TASK OBJECTIVE: In the entries that follow, locate the line with "Type out the text in this image.", then restate that line and all later lines exactly as they appear, leaving pictures out.

(Saved entries)
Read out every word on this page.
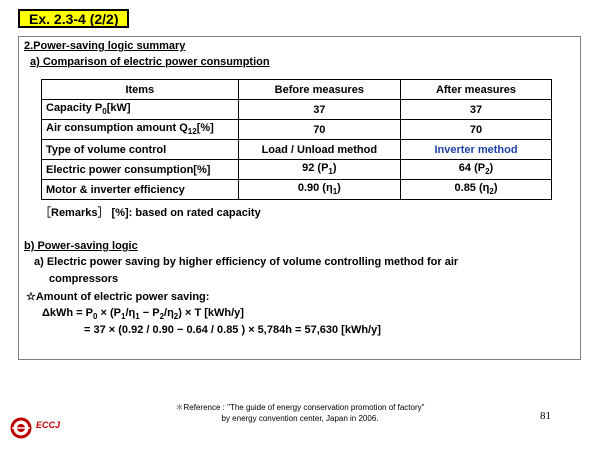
Ex. 2.3-4 (2/2)
2.Power-saving logic summary
a) Comparison of electric power consumption
Items	Before measures	After measures
Capacity $P_0[kW]$	37	37
Air consumption amount $Q_{12}[\%]$	70	70
Type of volume control	Load / Unload method	Inverter method
Electric power consumption[%]	92 $(P_1)$	64 $(P_2)$
Motor & inverter efficiency	0.90 $(\eta_1)$	0.85 $(\eta_2)$
［Remarks］ [%]: based on rated capacity
b) Power-saving logic
a) Electric power saving by higher efficiency of volume controlling method for air
compressors
☆Amount of electric power saving:
$\Delta kWh = P_0 \times (P_1/\eta_1 - P_2/\eta_2) \times T$ [kWh/y]
= 37 × (0.92 / 0.90 − 0.64 / 0.85 ) × 5,784h = 57,630 [kWh/y]
＊Reference : "The guide of energy conservation promotion of factory"
by energy convention center, Japan in 2006.	81
ECCJ
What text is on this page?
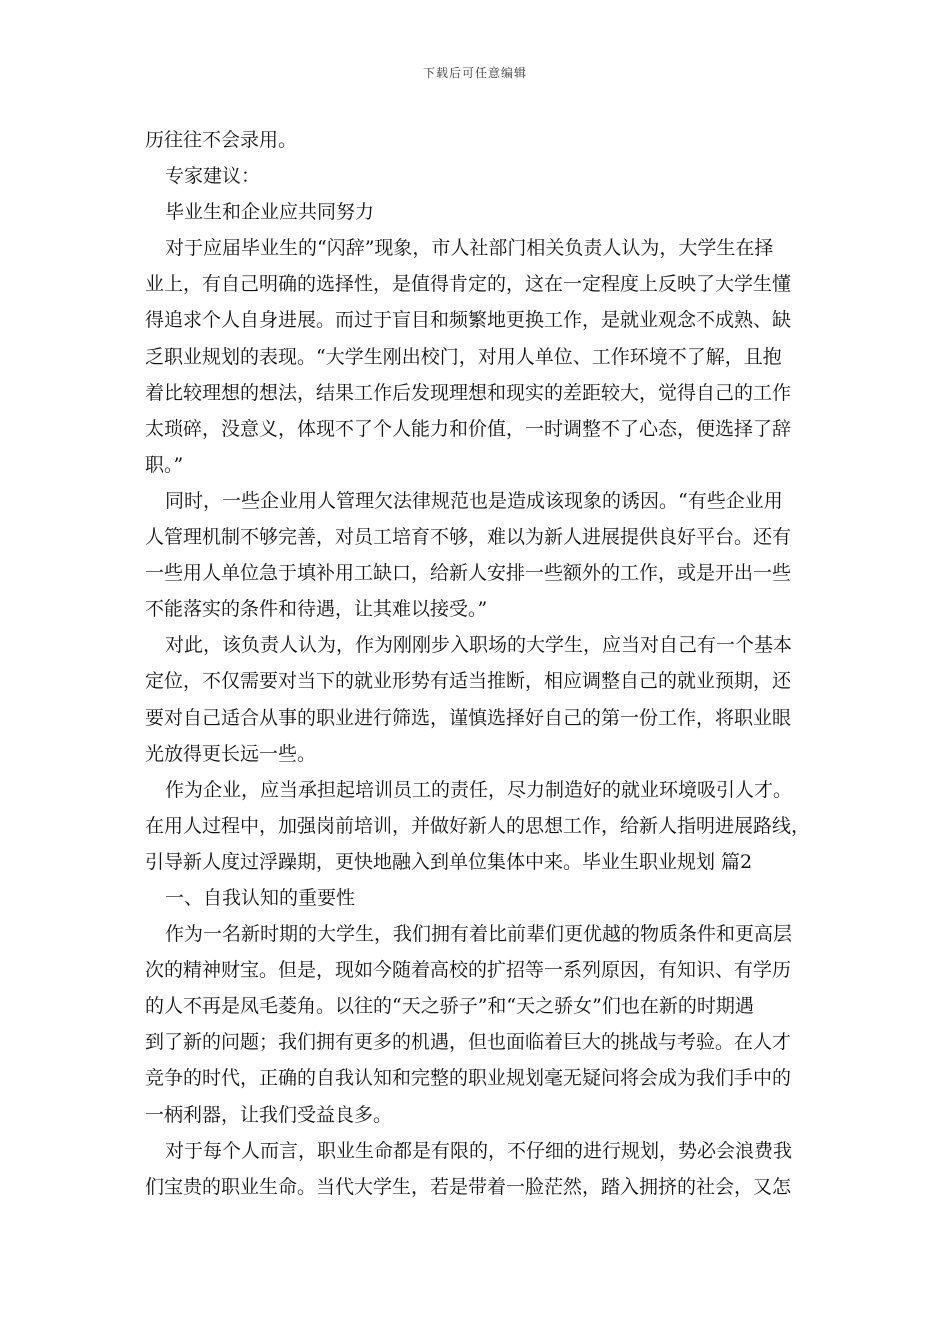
下载后可任意编辑
历往往不会录用。
专家建议：
毕业生和企业应共同努力
对于应届毕业生的“闪辞”现象，市人社部门相关负责人认为，大学生在择
业上，有自己明确的选择性，是值得肯定的，这在一定程度上反映了大学生懂
得追求个人自身进展。而过于盲目和频繁地更换工作，是就业观念不成熟、缺
乏职业规划的表现。“大学生刚出校门，对用人单位、工作环境不了解，且抱
着比较理想的想法，结果工作后发现理想和现实的差距较大，觉得自己的工作
太琐碎，没意义，体现不了个人能力和价值，一时调整不了心态，便选择了辞
职。”
同时，一些企业用人管理欠法律规范也是造成该现象的诱因。“有些企业用
人管理机制不够完善，对员工培育不够，难以为新人进展提供良好平台。还有
一些用人单位急于填补用工缺口，给新人安排一些额外的工作，或是开出一些
不能落实的条件和待遇，让其难以接受。”
对此，该负责人认为，作为刚刚步入职场的大学生，应当对自己有一个基本
定位，不仅需要对当下的就业形势有适当推断，相应调整自己的就业预期，还
要对自己适合从事的职业进行筛选，谨慎选择好自己的第一份工作，将职业眼
光放得更长远一些。
作为企业，应当承担起培训员工的责任，尽力制造好的就业环境吸引人才。
在用人过程中，加强岗前培训，并做好新人的思想工作，给新人指明进展路线，
引导新人度过浮躁期，更快地融入到单位集体中来。毕业生职业规划 篇2
一、自我认知的重要性
作为一名新时期的大学生，我们拥有着比前辈们更优越的物质条件和更高层
次的精神财宝。但是，现如今随着高校的扩招等一系列原因，有知识、有学历
的人不再是凤毛菱角。以往的“天之骄子”和“天之骄女”们也在新的时期遇
到了新的问题；我们拥有更多的机遇，但也面临着巨大的挑战与考验。在人才
竞争的时代，正确的自我认知和完整的职业规划毫无疑问将会成为我们手中的
一柄利器，让我们受益良多。
对于每个人而言，职业生命都是有限的，不仔细的进行规划，势必会浪费我
们宝贵的职业生命。当代大学生，若是带着一脸茫然，踏入拥挤的社会，又怎
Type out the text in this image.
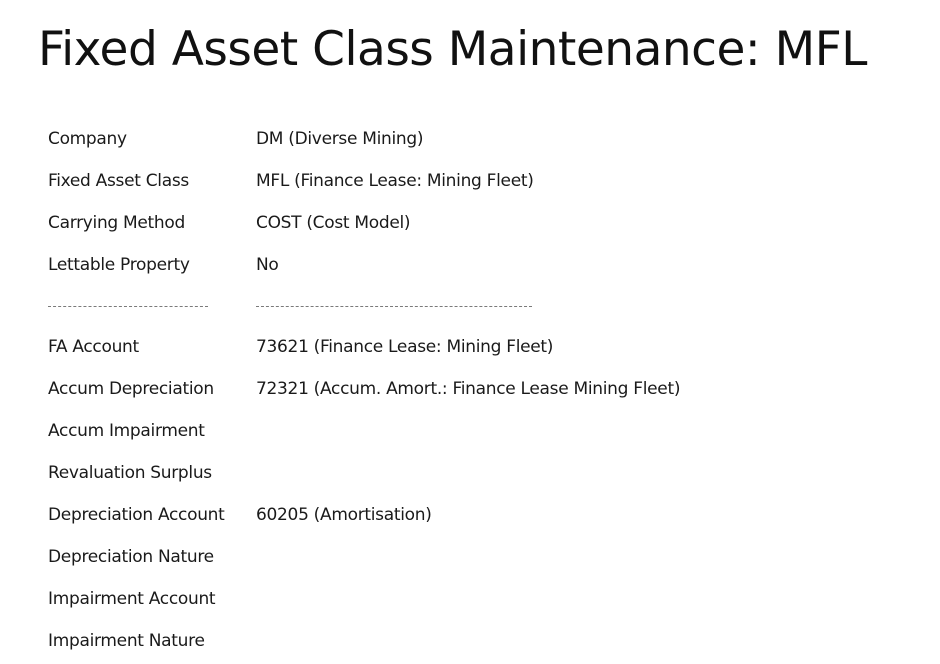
Fixed Asset Class Maintenance: MFL
Company	DM (Diverse Mining)
Fixed Asset Class	MFL (Finance Lease: Mining Fleet)
Carrying Method	COST (Cost Model)
Lettable Property	No
FA Account	73621 (Finance Lease: Mining Fleet)
Accum Depreciation	72321 (Accum. Amort.: Finance Lease Mining Fleet)
Accum Impairment
Revaluation Surplus
Depreciation Account	60205 (Amortisation)
Depreciation Nature
Impairment Account
Impairment Nature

OUTPUT FOR THIS TASK:
Type out the text in this image.
Fixed Asset Class Maintenance: MFL
Company	DM (Diverse Mining)
Fixed Asset Class	MFL (Finance Lease: Mining Fleet)
Carrying Method	COST (Cost Model)
Lettable Property	No
FA Account	73621 (Finance Lease: Mining Fleet)
Accum Depreciation	72321 (Accum. Amort.: Finance Lease Mining Fleet)
Accum Impairment
Revaluation Surplus
Depreciation Account	60205 (Amortisation)
Depreciation Nature
Impairment Account
Impairment Nature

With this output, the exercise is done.